>>

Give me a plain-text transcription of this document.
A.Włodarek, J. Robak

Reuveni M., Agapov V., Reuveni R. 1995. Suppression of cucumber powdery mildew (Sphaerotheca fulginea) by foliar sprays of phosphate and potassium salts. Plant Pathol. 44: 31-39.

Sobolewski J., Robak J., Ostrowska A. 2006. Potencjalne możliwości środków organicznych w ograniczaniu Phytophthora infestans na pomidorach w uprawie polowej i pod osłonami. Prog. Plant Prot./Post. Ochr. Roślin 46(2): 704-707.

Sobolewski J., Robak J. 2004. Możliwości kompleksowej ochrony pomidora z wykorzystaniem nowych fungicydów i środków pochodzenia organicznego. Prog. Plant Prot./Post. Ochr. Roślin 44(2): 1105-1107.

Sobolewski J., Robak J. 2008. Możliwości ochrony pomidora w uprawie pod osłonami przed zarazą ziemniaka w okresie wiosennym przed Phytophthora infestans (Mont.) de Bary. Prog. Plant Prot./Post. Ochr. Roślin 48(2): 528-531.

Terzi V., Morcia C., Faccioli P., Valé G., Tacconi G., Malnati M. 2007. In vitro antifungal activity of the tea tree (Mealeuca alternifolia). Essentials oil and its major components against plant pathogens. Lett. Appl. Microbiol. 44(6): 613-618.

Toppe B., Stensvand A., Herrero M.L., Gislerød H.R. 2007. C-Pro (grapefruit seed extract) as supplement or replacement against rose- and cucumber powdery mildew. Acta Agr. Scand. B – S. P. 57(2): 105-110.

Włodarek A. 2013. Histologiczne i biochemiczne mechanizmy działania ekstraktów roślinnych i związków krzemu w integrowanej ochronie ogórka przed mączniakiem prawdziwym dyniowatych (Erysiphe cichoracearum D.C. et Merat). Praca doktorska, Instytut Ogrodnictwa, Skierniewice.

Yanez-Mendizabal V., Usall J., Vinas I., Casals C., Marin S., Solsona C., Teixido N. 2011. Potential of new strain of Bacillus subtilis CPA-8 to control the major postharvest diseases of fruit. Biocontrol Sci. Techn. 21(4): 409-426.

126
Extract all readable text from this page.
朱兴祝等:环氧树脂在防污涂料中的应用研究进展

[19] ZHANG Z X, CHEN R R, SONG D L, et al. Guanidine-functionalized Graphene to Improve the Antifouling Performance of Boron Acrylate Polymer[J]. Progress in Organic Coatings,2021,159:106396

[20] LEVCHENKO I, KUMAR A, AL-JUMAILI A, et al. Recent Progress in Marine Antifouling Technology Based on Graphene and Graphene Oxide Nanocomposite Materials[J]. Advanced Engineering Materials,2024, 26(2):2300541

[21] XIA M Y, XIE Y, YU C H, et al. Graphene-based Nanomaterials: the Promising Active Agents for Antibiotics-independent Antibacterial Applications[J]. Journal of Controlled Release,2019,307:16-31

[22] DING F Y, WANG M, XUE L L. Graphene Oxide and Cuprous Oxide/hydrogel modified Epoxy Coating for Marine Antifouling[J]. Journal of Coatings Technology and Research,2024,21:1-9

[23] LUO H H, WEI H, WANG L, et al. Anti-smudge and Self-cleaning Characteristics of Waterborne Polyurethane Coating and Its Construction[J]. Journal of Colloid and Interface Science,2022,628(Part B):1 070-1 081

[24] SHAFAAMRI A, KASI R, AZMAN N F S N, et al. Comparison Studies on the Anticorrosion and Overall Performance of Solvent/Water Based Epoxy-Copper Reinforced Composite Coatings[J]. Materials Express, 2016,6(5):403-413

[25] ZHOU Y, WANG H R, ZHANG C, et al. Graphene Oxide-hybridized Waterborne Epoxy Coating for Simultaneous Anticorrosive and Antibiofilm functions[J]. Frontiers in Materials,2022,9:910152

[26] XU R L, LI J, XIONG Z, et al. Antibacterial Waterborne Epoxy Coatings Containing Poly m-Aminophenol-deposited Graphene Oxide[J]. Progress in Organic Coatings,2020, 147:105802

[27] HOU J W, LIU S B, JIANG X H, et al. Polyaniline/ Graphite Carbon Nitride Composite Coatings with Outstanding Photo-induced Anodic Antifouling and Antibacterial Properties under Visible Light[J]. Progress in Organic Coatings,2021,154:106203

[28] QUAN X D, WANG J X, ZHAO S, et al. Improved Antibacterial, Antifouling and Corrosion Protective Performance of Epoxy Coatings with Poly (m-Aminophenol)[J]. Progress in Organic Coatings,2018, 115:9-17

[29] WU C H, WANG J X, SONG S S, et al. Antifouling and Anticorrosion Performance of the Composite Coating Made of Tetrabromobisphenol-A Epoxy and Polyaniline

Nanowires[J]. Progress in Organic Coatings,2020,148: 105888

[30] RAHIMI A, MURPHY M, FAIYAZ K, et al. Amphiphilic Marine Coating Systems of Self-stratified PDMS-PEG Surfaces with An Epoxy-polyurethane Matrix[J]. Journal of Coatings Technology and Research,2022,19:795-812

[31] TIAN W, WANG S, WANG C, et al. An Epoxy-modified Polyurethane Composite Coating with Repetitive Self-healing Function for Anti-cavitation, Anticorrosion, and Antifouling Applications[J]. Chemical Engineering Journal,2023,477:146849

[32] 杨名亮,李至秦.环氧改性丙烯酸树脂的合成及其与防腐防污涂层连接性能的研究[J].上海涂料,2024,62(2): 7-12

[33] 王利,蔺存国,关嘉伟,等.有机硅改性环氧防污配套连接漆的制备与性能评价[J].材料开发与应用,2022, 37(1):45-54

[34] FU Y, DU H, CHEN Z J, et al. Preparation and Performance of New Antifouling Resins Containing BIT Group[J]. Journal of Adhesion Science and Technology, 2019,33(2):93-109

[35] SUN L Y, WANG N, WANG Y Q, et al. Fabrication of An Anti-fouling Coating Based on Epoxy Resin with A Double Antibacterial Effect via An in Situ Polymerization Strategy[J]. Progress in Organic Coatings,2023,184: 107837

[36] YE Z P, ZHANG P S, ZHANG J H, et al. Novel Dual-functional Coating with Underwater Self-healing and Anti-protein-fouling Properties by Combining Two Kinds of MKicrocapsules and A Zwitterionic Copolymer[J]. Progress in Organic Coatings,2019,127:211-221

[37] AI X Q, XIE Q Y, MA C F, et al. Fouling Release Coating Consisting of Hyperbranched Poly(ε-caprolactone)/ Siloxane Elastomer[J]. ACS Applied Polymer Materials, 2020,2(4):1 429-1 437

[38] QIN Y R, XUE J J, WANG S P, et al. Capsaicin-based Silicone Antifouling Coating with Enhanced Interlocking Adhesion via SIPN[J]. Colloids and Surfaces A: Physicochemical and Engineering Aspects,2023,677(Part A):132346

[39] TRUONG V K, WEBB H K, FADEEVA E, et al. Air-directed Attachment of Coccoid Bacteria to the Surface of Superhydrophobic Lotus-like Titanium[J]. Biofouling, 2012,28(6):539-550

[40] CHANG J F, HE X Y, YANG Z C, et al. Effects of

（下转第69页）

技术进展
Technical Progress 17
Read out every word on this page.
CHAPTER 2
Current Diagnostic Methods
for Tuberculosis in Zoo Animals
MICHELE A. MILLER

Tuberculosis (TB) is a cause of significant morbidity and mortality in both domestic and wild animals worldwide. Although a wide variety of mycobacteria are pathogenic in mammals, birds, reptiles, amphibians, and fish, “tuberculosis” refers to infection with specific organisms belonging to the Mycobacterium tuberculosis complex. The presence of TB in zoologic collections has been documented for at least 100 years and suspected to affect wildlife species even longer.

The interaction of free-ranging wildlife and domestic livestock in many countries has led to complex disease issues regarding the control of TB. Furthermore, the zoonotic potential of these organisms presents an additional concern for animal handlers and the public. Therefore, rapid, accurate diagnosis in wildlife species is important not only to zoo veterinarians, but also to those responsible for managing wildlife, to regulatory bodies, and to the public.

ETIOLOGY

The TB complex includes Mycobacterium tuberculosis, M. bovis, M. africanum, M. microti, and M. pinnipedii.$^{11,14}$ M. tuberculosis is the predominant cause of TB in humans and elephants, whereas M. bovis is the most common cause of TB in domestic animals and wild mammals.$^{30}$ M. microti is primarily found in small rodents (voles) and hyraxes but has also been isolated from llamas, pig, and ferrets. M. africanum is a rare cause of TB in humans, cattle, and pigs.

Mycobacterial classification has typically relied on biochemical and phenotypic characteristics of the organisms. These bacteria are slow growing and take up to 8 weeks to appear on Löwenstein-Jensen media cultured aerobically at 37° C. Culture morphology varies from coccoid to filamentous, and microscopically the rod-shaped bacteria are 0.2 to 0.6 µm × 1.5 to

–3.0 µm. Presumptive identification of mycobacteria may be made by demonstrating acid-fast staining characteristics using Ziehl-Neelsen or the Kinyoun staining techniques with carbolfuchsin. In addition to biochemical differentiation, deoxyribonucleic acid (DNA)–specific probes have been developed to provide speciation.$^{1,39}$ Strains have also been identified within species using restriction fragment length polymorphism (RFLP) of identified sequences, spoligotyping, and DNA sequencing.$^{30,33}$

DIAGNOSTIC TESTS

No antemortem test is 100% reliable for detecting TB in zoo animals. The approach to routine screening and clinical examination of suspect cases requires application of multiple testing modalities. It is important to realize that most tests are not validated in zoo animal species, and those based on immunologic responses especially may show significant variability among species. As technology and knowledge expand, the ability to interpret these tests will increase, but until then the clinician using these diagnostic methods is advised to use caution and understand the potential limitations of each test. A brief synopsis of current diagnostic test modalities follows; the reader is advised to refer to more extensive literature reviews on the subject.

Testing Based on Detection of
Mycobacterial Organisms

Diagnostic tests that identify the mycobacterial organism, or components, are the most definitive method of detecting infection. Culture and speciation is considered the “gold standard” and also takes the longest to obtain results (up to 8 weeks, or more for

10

<<

Please find every line in the records that contains the word "infection", and copy it out.

Tuberculosis (TB) is a cause of significant morbidity and mortality in both domestic and wild animals worldwide. Although a wide variety of mycobacteria are pathogenic in mammals, birds, reptiles, amphibians, and fish, “tuberculosis” refers to infection with specific organisms belonging to the Mycobacterium tuberculosis complex. The presence of TB in zoologic collections has been documented for at least 100 years and suspected to affect wildlife species even longer.
Diagnostic tests that identify the mycobacterial organism, or components, are the most definitive method of detecting infection. Culture and speciation is considered the “gold standard” and also takes the longest to obtain results (up to 8 weeks, or more for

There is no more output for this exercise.